**Written task**. Will you quote all of the entries, word for word?

**Records supplied**.

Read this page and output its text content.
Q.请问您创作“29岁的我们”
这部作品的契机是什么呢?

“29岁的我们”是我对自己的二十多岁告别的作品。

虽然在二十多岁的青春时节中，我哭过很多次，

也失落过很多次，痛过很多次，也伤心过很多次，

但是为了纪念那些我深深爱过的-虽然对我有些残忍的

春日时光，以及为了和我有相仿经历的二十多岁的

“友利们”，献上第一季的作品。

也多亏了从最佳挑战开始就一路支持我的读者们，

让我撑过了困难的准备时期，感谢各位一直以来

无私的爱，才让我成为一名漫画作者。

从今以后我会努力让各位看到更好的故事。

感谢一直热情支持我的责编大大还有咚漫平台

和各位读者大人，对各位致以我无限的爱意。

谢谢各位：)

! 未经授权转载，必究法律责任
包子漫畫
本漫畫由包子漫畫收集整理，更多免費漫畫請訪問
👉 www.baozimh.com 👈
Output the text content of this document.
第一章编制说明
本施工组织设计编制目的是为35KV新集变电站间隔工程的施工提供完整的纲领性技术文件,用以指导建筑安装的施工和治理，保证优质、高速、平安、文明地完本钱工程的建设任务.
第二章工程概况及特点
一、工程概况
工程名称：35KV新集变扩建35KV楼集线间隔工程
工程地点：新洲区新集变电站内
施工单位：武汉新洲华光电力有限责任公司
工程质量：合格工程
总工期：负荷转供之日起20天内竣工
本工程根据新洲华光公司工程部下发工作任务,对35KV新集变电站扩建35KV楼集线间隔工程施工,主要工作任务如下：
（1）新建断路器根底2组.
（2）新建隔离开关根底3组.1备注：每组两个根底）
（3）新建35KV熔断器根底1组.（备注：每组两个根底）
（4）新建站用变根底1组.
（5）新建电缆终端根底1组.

**Correct result**.
Read this page and output its text content.
Q.请问您创作“29岁的我们”
这部作品的契机是什么呢?

“29岁的我们”是我对自己的二十多岁告别的作品。

虽然在二十多岁的青春时节中，我哭过很多次，

也失落过很多次，痛过很多次，也伤心过很多次，

但是为了纪念那些我深深爱过的-虽然对我有些残忍的

春日时光，以及为了和我有相仿经历的二十多岁的

“友利们”，献上第一季的作品。

也多亏了从最佳挑战开始就一路支持我的读者们，

让我撑过了困难的准备时期，感谢各位一直以来

无私的爱，才让我成为一名漫画作者。

从今以后我会努力让各位看到更好的故事。

感谢一直热情支持我的责编大大还有咚漫平台

和各位读者大人，对各位致以我无限的爱意。

谢谢各位：)

! 未经授权转载，必究法律责任
包子漫畫
本漫畫由包子漫畫收集整理，更多免費漫畫請訪問
👉 www.baozimh.com 👈
Output the text content of this document.
第一章编制说明
本施工组织设计编制目的是为35KV新集变电站间隔工程的施工提供完整的纲领性技术文件,用以指导建筑安装的施工和治理，保证优质、高速、平安、文明地完本钱工程的建设任务.
第二章工程概况及特点
一、工程概况
工程名称：35KV新集变扩建35KV楼集线间隔工程
工程地点：新洲区新集变电站内
施工单位：武汉新洲华光电力有限责任公司
工程质量：合格工程
总工期：负荷转供之日起20天内竣工
本工程根据新洲华光公司工程部下发工作任务,对35KV新集变电站扩建35KV楼集线间隔工程施工,主要工作任务如下：
（1）新建断路器根底2组.
（2）新建隔离开关根底3组.1备注：每组两个根底）
（3）新建35KV熔断器根底1组.（备注：每组两个根底）
（4）新建站用变根底1组.
（5）新建电缆终端根底1组.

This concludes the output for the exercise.